**What is needed:**
Please print the post on daily rituals below word for word, from its heading through its final line.

Added Daily Rituals in Development
It's been exactly 13 weeks today. That is, 3 months since his passing however... it's actually been a total of 10 months from the moment I began to feel internal levels of anxiety and began to recognize some changes inside myself just being aware. Therefore, for me - it's been most of 2017. I have so much that I am deeply grateful for throughout the entire year and now it's the holiday season. The first holiday season and I actually feel very good rather than sad. I feel for my mother and my family. However, inside of myself. I feel good at this time and it feels like I feel good at this time because
I' am limiting my social output. I've already done a lot of holiday cheer stuff and I feel complete. The thought of doing more makes me feel stress, the thought of staying in my own space, working and writing and taking it easy...makes me feel peaceful and it seems to me, anything that makes me feel peaceful is the right thing for me to do and the right things for me to focus on. Being with my hula Ohana feels the most like being with my family so I'm more prone to say yes there.
I moved through the few things that felt like things I needed to move through.
The other thing is my intentional add on to my daily morning ritual. This helps me a lot.

**Data extract:**

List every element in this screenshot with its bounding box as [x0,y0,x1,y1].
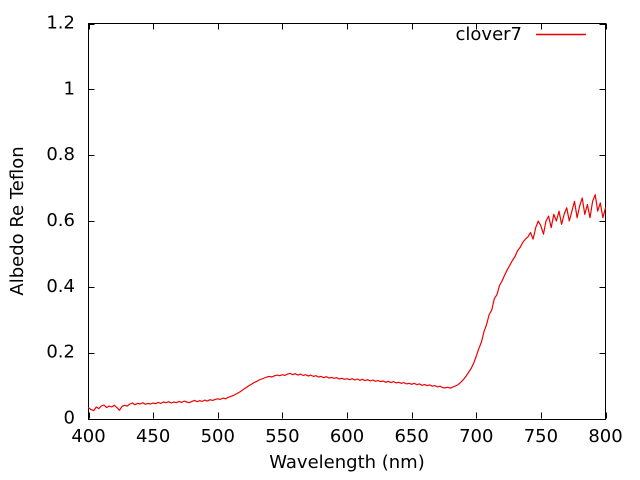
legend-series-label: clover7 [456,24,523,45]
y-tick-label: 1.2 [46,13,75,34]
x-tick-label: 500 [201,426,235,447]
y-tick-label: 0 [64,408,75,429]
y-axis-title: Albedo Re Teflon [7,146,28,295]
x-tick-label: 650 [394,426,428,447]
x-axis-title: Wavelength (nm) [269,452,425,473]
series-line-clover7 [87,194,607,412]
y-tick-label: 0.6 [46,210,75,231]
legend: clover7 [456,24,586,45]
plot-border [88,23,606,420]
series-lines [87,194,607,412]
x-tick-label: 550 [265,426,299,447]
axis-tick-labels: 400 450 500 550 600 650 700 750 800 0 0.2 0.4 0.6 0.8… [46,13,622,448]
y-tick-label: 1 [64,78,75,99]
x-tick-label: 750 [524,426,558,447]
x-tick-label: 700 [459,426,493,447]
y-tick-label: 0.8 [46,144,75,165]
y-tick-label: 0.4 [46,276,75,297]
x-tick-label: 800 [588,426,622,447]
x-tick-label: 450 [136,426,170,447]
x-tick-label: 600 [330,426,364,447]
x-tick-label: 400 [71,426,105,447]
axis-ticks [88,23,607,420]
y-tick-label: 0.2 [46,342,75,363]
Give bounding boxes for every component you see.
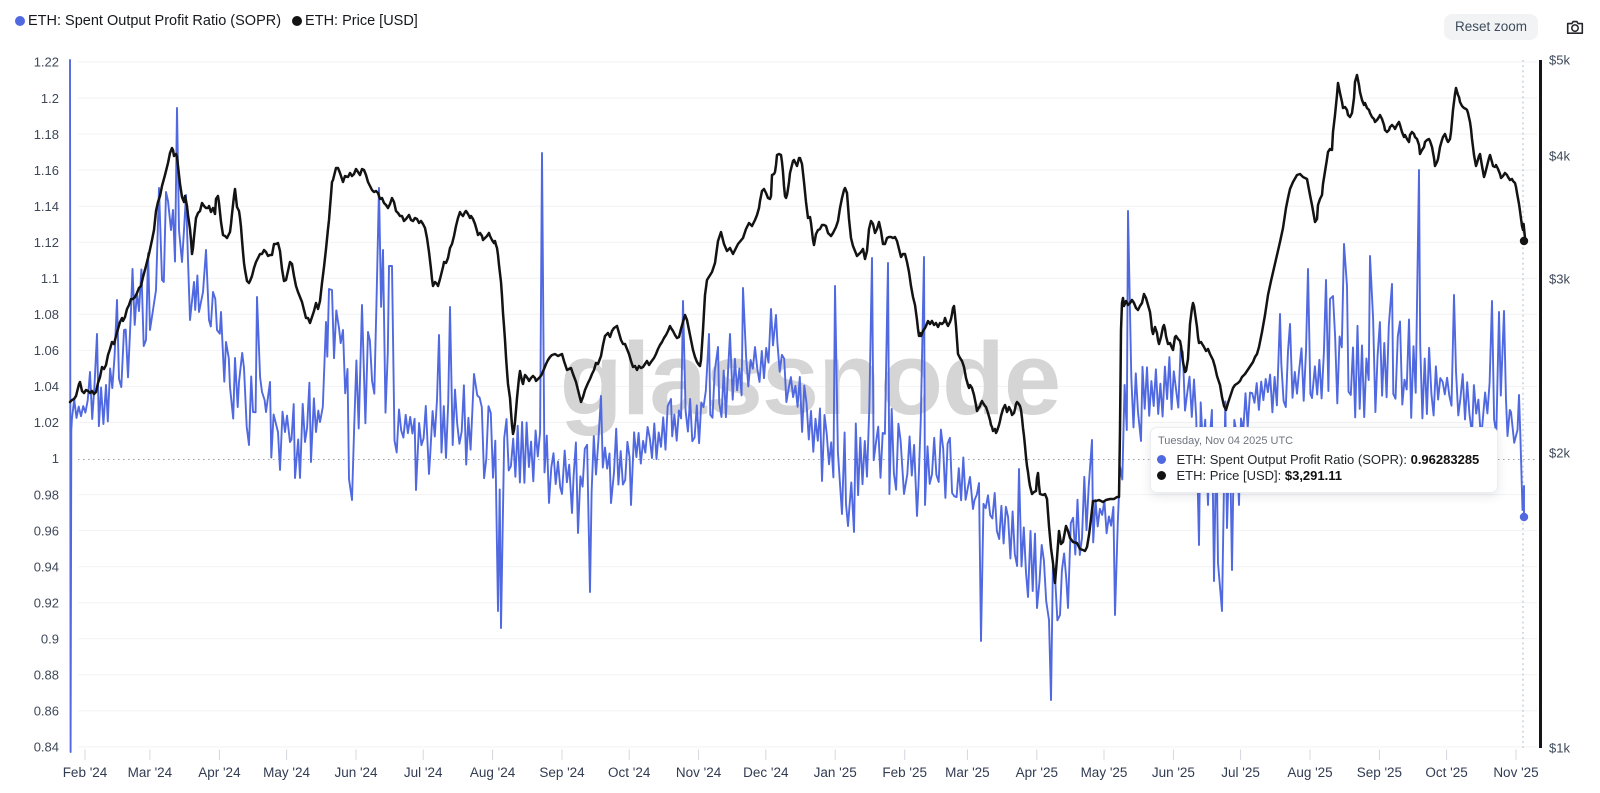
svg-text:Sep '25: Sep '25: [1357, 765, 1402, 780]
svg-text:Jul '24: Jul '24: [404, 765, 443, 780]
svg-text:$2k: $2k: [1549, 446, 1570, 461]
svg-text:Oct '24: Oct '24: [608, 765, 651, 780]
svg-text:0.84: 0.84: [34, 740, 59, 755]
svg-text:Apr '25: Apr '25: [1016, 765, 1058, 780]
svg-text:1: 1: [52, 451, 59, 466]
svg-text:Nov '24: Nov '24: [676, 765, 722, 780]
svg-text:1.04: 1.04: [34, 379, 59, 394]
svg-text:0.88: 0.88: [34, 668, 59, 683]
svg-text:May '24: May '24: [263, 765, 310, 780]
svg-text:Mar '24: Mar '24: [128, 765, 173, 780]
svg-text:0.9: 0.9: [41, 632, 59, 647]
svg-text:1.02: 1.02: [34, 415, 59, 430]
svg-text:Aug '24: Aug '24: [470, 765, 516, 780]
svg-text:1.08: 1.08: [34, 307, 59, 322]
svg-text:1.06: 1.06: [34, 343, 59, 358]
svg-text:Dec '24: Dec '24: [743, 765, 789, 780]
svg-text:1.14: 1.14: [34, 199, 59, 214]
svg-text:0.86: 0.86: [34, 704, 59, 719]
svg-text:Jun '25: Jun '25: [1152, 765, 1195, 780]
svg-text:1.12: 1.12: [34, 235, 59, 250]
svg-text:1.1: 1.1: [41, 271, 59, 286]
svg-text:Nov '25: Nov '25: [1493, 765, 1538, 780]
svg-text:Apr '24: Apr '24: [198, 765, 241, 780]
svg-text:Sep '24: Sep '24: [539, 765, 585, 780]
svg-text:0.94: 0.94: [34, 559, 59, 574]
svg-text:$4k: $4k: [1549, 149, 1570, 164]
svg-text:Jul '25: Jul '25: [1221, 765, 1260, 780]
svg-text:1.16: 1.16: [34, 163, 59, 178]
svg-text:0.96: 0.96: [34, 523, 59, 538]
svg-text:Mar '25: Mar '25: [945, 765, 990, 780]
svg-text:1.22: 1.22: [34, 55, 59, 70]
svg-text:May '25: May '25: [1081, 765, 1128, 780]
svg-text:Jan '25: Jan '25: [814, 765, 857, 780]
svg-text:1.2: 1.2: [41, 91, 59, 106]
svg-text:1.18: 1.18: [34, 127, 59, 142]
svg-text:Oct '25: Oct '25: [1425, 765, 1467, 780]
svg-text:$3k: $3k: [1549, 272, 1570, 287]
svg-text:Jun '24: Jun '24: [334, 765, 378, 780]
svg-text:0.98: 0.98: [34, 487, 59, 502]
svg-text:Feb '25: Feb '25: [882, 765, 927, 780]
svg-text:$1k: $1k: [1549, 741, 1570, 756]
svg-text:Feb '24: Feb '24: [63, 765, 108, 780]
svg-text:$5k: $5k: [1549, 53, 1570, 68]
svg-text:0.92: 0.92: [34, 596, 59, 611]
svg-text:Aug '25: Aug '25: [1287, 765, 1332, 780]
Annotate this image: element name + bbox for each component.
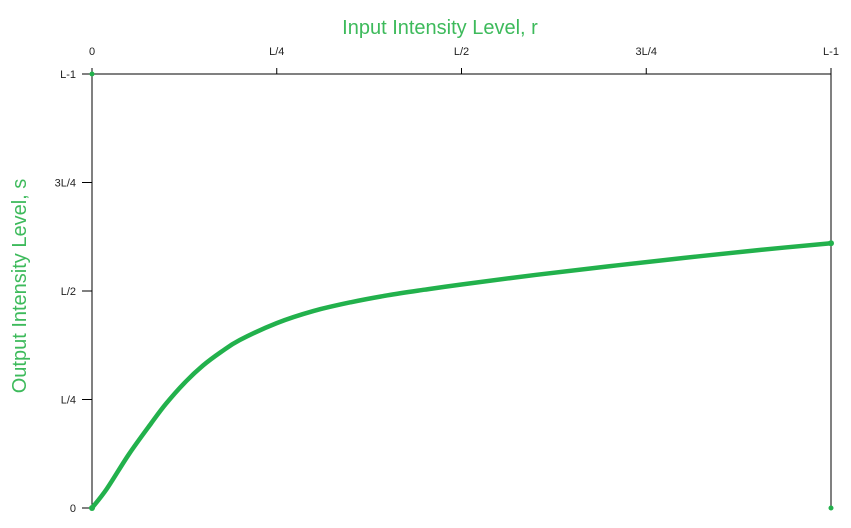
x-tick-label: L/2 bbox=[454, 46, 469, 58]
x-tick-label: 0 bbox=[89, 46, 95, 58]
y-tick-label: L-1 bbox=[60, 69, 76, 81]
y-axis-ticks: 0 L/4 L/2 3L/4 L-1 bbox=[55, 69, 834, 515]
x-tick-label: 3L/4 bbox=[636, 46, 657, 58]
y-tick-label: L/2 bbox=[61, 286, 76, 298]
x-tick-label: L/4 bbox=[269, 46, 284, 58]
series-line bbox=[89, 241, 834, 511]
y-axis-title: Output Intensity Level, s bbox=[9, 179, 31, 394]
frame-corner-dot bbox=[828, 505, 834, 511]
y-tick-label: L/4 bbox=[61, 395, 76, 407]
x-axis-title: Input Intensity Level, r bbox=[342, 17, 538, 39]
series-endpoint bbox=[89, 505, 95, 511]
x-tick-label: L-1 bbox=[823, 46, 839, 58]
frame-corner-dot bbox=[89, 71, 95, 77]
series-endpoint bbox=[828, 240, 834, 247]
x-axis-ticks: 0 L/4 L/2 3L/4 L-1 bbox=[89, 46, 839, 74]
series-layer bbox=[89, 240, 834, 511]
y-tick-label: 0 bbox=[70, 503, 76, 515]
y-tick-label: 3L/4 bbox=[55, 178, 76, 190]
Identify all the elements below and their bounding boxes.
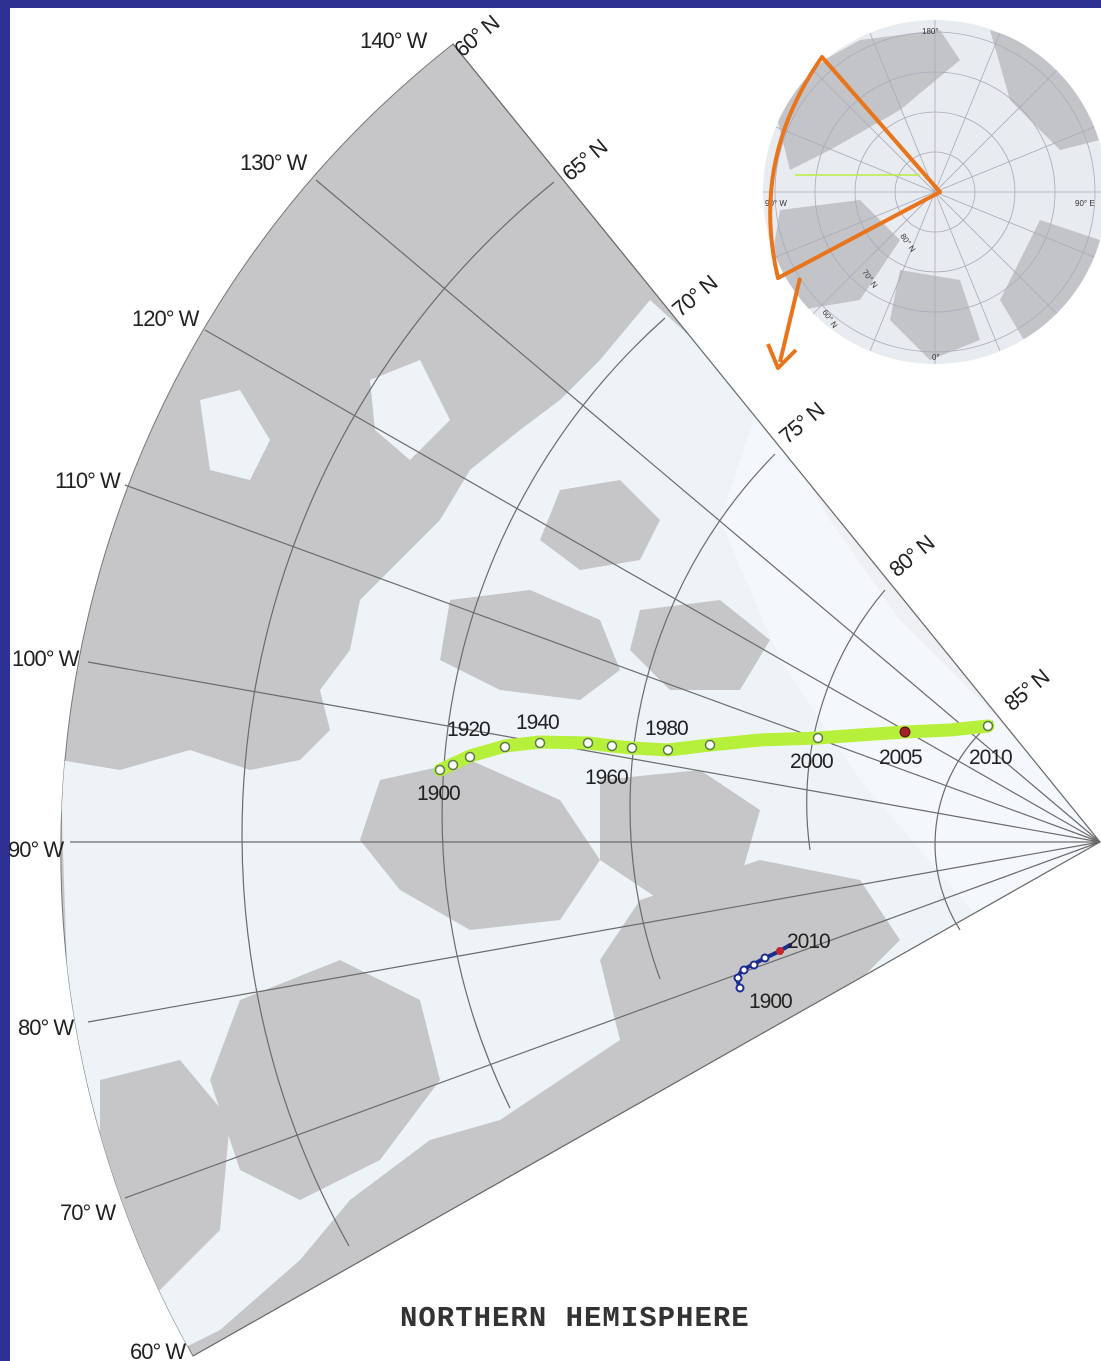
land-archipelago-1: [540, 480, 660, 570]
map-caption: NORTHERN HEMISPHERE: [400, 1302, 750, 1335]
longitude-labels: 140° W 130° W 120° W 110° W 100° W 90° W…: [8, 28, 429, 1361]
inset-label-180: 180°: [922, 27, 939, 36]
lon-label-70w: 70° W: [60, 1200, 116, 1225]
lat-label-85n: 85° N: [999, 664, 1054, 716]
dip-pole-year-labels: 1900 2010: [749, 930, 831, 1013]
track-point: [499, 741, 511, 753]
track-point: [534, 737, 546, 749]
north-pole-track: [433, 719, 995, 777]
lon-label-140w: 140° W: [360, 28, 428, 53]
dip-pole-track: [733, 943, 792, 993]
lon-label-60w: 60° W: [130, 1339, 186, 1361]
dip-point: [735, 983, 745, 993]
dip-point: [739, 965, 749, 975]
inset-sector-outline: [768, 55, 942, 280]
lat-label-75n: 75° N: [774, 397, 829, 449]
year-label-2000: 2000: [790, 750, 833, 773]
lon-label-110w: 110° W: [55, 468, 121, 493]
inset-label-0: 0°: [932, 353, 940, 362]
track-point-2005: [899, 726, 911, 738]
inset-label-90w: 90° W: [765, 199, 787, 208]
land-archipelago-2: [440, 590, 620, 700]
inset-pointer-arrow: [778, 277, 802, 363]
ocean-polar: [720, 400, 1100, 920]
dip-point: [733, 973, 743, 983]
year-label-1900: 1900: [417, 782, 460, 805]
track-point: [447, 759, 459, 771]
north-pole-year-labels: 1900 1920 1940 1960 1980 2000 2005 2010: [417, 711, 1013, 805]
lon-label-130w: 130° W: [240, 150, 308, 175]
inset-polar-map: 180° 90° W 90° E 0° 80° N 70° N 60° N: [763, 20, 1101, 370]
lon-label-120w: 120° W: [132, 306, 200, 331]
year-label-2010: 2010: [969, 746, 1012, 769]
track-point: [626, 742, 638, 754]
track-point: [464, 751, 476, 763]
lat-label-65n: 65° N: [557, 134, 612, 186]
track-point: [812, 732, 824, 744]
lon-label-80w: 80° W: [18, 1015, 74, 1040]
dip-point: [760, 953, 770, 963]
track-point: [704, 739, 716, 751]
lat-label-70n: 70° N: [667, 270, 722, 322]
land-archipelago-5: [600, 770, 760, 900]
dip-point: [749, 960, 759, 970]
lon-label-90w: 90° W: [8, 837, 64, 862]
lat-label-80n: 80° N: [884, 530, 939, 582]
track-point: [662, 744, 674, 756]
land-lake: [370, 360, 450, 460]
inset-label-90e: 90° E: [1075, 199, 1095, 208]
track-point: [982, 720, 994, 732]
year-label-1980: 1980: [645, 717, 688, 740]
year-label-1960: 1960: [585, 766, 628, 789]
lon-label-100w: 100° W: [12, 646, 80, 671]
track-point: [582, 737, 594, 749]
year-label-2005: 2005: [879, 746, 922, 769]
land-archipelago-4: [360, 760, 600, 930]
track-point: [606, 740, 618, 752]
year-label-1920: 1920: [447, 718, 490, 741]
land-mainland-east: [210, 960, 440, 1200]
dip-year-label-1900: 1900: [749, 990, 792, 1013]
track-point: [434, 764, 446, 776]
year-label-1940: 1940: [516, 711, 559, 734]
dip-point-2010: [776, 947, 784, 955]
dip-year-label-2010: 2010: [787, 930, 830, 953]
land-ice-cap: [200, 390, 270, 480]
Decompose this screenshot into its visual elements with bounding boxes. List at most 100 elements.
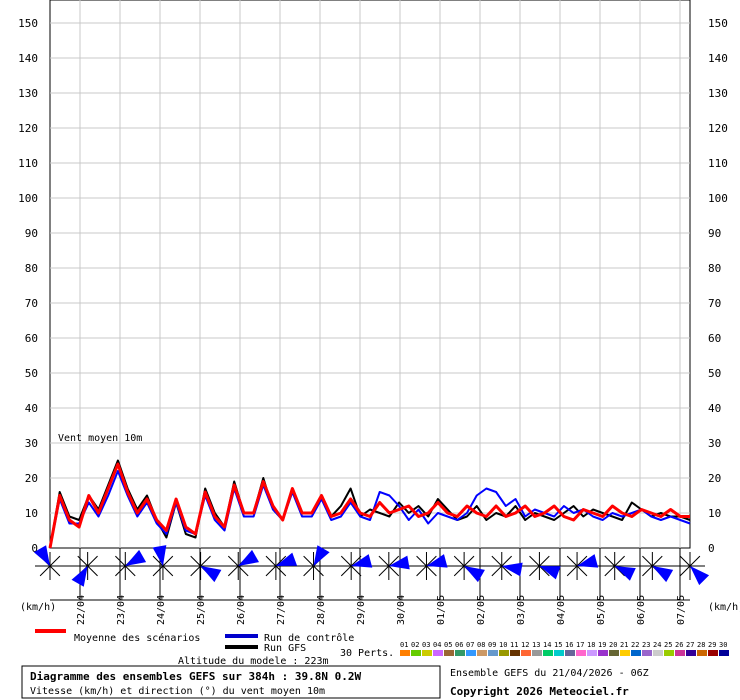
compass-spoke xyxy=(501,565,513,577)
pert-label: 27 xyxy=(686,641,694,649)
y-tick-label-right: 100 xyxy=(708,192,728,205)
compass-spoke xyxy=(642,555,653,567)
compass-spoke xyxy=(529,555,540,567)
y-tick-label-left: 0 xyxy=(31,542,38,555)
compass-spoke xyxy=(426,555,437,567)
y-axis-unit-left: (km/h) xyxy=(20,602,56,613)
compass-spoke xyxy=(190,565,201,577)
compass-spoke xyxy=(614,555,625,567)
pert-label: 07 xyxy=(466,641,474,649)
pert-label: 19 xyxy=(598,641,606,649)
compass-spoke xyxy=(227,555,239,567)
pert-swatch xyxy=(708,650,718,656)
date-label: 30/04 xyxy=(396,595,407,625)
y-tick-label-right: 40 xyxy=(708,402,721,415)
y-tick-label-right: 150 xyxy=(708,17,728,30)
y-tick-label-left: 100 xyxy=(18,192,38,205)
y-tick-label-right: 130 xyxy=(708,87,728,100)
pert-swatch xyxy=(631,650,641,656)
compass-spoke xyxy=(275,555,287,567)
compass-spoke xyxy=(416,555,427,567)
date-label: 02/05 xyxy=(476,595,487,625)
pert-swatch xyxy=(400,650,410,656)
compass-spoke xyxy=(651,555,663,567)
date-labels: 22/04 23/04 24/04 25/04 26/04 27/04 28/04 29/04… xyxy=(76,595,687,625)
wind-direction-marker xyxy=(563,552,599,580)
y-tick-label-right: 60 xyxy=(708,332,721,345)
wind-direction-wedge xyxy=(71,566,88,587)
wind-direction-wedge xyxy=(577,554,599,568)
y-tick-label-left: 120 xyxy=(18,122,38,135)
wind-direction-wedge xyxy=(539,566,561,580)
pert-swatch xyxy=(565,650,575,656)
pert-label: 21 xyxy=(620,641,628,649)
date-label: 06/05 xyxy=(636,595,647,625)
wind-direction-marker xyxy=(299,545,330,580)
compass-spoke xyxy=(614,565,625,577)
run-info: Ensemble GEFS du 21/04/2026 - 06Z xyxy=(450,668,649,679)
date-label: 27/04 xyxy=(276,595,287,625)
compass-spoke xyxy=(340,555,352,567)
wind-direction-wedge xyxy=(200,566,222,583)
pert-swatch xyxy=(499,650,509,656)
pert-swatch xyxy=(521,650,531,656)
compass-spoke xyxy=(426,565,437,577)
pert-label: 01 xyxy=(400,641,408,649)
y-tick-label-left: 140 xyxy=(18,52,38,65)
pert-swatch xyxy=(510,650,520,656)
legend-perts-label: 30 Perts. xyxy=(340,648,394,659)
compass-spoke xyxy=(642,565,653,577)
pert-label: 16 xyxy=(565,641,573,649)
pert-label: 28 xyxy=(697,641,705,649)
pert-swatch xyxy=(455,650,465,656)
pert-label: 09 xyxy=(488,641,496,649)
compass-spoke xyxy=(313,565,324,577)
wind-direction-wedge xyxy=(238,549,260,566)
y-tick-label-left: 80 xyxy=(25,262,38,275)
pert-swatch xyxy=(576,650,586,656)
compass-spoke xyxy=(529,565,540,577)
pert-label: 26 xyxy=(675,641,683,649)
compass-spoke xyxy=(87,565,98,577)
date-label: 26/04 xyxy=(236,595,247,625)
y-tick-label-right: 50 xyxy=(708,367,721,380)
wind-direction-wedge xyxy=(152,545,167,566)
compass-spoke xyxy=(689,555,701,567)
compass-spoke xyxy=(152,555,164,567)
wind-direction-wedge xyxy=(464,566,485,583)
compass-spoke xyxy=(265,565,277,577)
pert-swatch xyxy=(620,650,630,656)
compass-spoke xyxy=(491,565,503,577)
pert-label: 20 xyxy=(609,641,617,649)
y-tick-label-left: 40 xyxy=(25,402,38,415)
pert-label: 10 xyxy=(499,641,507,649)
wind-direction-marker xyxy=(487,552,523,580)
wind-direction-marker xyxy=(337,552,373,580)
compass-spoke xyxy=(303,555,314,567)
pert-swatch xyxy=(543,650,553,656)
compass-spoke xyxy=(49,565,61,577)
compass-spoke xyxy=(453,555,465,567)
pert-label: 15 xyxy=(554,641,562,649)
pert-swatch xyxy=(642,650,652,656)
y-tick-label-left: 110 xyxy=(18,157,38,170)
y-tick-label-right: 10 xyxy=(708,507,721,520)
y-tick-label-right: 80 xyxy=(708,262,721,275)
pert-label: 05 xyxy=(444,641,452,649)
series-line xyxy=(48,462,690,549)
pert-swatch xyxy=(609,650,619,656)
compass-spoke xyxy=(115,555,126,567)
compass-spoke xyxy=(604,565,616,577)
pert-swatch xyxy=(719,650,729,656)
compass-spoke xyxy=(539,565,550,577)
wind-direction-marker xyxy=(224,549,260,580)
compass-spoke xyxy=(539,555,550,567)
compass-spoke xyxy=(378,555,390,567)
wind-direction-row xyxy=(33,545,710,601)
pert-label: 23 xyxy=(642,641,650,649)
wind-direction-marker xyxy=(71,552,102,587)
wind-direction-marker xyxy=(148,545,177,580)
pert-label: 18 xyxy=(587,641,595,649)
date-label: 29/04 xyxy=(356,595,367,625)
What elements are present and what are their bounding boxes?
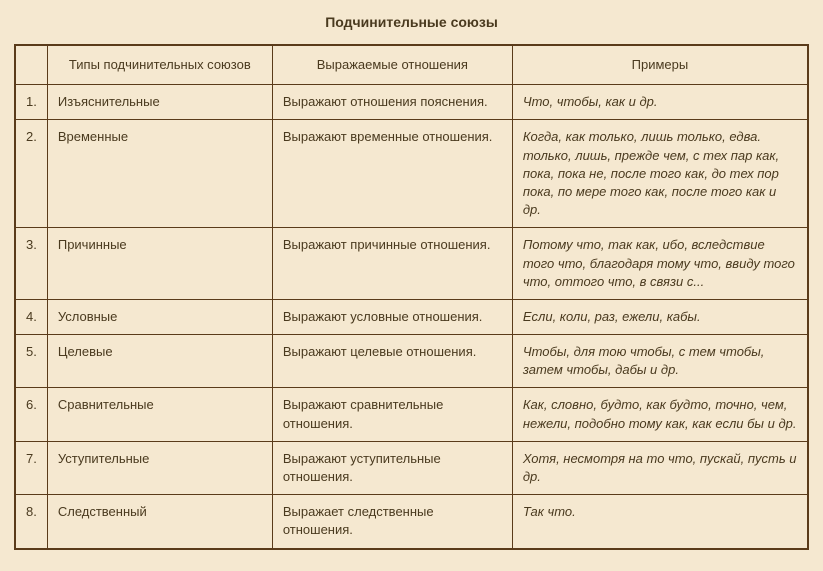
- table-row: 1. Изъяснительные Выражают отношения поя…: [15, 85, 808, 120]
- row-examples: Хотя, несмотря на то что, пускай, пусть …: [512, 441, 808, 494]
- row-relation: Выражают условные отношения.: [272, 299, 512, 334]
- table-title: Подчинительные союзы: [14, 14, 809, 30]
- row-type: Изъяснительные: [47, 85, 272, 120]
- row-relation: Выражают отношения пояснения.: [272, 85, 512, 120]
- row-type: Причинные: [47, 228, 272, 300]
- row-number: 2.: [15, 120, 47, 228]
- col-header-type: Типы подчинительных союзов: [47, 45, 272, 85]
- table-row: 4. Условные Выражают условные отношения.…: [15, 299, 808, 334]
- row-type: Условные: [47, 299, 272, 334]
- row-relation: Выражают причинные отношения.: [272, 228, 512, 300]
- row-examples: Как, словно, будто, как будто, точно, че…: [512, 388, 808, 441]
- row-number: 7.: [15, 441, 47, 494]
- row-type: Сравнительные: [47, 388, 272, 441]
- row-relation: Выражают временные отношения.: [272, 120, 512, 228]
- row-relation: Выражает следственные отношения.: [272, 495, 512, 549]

**Exercise output:**
Added Daily Rituals in Development
It's been exactly 13 weeks today. That is, 3 months since his passing however... it's actually been a total of 10 months from the moment I began to feel internal levels of anxiety and began to recognize some changes inside myself just being aware. Therefore, for me - it's been most of 2017. I have so much that I am deeply grateful for throughout the entire year and now it's the holiday season. The first holiday season and I actually feel very good rather than sad. I feel for my mother and my family. However, inside of myself. I feel good at this time and it feels like I feel good at this time because
I' am limiting my social output. I've already done a lot of holiday cheer stuff and I feel complete. The thought of doing more makes me feel stress, the thought of staying in my own space, working and writing and taking it easy...makes me feel peaceful and it seems to me, anything that makes me feel peaceful is the right thing for me to do and the right things for me to focus on. Being with my hula Ohana feels the most like being with my family so I'm more prone to say yes there.
I moved through the few things that felt like things I needed to move through.
The other thing is my intentional add on to my daily morning ritual. This helps me a lot.